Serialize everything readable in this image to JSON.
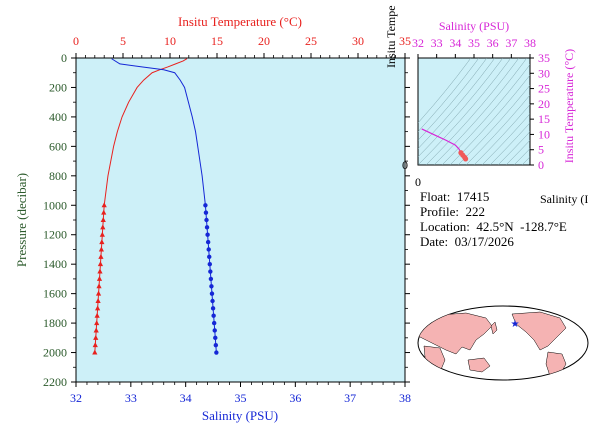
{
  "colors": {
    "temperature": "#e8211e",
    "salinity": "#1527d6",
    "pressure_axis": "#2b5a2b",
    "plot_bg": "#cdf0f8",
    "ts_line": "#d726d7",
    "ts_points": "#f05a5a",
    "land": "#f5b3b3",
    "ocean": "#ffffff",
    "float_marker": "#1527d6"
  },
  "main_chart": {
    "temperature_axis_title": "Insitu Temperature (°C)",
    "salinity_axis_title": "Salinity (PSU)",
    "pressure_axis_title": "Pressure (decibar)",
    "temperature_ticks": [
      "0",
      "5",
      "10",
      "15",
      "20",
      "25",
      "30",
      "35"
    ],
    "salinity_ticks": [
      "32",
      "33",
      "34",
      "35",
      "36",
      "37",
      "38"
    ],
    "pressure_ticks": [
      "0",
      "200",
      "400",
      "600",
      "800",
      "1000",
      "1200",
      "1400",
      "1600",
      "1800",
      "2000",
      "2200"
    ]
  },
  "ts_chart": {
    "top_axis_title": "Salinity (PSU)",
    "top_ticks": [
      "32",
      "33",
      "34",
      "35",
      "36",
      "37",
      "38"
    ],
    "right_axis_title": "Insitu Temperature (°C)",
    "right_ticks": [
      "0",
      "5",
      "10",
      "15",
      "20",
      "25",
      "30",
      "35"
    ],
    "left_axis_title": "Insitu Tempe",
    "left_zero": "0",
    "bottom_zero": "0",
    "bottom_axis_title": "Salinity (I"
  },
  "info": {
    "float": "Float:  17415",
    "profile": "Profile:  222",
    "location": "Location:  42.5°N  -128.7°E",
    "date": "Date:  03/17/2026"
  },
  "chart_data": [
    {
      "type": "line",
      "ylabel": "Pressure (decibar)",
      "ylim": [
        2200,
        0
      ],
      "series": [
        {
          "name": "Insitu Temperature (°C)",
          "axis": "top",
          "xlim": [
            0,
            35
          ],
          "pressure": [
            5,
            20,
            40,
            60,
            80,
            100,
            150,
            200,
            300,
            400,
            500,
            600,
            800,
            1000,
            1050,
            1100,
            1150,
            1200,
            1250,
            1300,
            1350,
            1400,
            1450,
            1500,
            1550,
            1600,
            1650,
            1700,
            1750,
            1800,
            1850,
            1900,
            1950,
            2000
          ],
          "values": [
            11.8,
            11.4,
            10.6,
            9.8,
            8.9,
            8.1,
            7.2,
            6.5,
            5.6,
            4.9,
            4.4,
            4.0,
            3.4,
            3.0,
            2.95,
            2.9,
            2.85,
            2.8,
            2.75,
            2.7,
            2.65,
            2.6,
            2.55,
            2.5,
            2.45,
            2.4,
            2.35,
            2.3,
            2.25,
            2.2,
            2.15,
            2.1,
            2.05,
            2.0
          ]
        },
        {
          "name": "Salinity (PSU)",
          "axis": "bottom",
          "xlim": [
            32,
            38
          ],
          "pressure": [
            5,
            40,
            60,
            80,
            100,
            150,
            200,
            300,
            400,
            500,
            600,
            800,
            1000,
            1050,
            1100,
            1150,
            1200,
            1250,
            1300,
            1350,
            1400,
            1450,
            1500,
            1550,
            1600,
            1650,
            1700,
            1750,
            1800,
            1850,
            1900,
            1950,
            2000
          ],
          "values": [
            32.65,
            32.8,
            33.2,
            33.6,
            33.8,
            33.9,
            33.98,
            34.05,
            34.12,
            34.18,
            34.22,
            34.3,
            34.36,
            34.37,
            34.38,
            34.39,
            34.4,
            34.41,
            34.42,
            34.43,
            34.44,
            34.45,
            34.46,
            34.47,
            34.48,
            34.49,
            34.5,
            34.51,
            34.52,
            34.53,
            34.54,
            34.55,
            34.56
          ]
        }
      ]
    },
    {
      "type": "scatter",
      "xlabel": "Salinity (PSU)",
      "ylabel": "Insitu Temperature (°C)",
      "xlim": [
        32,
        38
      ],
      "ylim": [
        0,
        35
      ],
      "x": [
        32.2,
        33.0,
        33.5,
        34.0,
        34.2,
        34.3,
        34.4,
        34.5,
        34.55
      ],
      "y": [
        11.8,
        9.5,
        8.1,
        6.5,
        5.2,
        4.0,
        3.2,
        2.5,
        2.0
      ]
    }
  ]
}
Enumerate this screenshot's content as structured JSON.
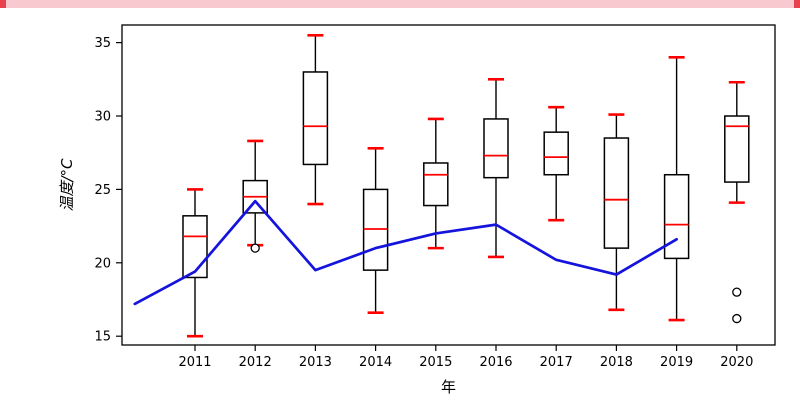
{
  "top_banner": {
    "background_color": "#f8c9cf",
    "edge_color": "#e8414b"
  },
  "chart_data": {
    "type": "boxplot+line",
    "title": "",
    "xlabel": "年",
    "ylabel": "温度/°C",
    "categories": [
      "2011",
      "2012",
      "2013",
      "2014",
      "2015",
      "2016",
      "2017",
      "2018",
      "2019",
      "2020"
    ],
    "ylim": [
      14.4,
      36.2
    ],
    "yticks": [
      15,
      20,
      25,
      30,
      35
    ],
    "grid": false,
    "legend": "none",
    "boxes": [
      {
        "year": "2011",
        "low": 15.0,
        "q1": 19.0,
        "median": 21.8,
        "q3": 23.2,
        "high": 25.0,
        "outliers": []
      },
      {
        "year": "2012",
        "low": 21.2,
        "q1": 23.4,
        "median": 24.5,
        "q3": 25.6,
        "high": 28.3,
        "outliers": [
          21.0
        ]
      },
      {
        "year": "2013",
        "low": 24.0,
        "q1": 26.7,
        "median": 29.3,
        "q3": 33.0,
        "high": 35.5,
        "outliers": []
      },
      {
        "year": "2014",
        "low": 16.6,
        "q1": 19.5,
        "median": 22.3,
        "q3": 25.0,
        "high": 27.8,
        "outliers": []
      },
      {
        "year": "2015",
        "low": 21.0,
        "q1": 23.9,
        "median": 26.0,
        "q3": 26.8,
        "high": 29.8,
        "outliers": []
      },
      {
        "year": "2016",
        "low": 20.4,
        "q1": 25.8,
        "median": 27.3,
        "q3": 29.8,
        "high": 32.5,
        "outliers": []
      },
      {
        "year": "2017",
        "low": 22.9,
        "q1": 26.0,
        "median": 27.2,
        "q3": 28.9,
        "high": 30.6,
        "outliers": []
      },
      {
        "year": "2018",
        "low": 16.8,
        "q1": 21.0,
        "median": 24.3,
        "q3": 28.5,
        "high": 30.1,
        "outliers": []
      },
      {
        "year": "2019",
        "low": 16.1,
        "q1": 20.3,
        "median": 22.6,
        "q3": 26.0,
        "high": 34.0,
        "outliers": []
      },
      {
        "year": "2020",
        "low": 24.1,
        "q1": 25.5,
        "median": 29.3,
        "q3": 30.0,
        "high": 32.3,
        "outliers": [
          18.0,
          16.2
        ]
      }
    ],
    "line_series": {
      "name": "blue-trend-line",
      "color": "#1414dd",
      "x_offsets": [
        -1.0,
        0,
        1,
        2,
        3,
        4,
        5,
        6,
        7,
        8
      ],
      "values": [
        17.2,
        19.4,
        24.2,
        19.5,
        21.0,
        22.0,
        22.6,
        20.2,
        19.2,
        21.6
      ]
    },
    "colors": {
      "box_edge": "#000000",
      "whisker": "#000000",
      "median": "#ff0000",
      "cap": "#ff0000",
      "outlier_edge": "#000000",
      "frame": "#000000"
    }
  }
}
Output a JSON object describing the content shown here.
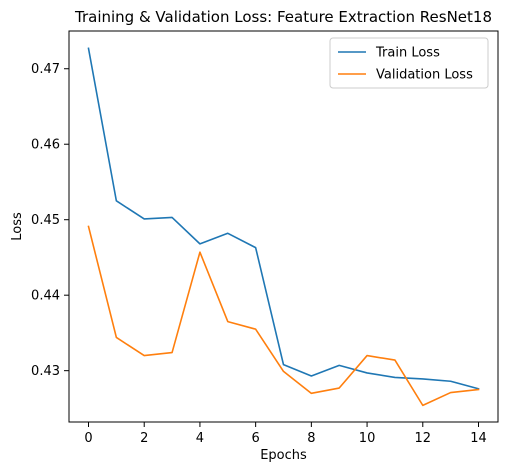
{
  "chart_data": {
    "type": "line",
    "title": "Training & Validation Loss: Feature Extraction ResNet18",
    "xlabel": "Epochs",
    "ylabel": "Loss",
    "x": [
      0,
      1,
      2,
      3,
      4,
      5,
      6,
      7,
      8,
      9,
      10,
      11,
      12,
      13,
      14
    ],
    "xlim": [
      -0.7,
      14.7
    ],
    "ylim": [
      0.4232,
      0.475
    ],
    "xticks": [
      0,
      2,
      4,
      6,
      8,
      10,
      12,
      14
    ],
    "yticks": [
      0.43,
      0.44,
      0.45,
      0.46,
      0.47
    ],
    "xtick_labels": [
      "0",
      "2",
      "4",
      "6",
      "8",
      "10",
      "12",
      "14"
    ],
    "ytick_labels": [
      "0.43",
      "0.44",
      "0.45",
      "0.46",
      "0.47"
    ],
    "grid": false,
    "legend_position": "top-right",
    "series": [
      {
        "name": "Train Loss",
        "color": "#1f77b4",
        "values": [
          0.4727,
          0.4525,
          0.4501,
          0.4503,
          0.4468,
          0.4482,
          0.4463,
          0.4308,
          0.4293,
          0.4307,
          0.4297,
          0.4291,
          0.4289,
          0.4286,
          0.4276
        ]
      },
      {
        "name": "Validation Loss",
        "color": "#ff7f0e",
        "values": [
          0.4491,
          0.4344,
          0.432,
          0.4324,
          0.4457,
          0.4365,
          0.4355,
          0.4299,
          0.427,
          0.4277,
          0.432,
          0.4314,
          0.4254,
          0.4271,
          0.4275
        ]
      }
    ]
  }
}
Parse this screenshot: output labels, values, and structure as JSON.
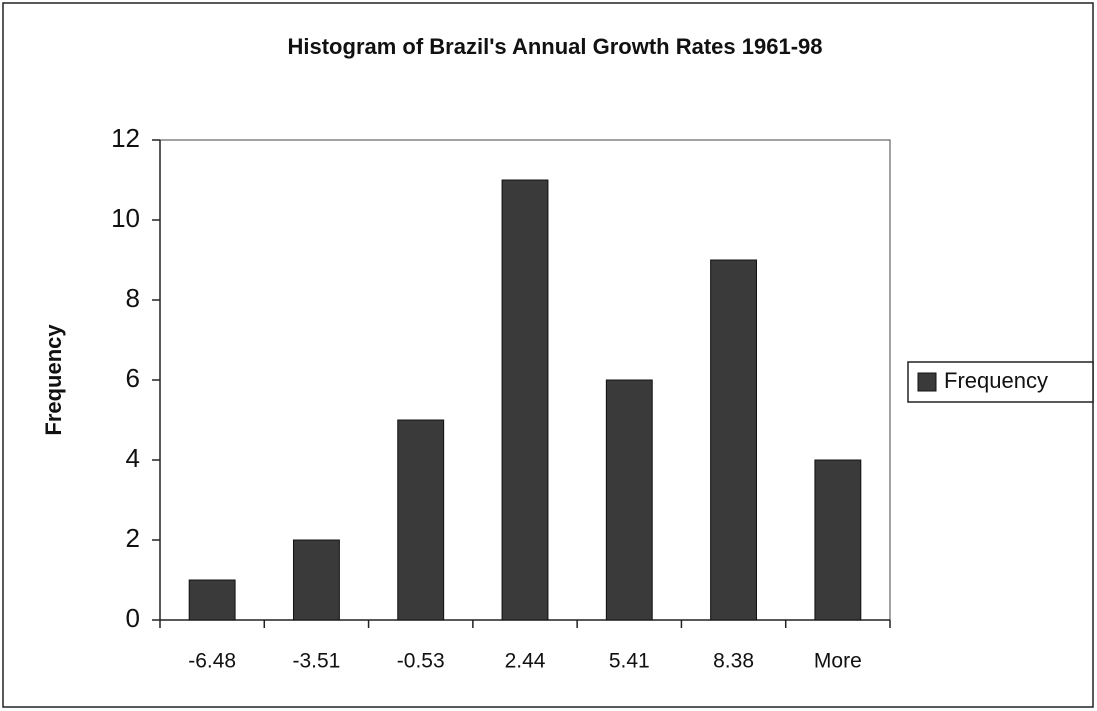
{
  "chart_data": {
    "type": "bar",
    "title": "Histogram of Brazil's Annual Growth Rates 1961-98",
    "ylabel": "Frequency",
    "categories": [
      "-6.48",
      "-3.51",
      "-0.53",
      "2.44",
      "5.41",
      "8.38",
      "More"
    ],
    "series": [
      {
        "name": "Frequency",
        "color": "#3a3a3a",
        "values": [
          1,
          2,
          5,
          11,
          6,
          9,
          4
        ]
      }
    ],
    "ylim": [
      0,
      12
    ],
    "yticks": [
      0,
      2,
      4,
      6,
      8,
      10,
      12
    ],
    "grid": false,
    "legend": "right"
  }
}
——
- [EXERCISE GOAL]: Report how many lines of the data contain the word "decibar", using the number alone.

- [EXERCISE ANSWER]: 2